**Data entries:**
## BEGIN

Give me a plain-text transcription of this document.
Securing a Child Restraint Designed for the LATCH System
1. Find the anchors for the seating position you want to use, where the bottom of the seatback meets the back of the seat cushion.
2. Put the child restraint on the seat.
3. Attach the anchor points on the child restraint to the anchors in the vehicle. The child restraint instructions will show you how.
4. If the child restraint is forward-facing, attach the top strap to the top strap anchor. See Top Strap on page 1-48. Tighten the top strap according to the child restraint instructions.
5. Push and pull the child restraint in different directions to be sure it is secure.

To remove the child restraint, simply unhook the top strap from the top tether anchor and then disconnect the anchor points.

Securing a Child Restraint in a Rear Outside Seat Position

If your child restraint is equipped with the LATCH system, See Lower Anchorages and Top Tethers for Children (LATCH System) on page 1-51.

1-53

## END

**Exercise description:** For each line above that contains the word "anchors", copy that line.

**Exercise response:**
1. Find the anchors for the seating position you want to use, where the bottom of the seatback meets the back of the seat cushion.
3. Attach the anchor points on the child restraint to the anchors in the vehicle. The child restraint instructions will show you how.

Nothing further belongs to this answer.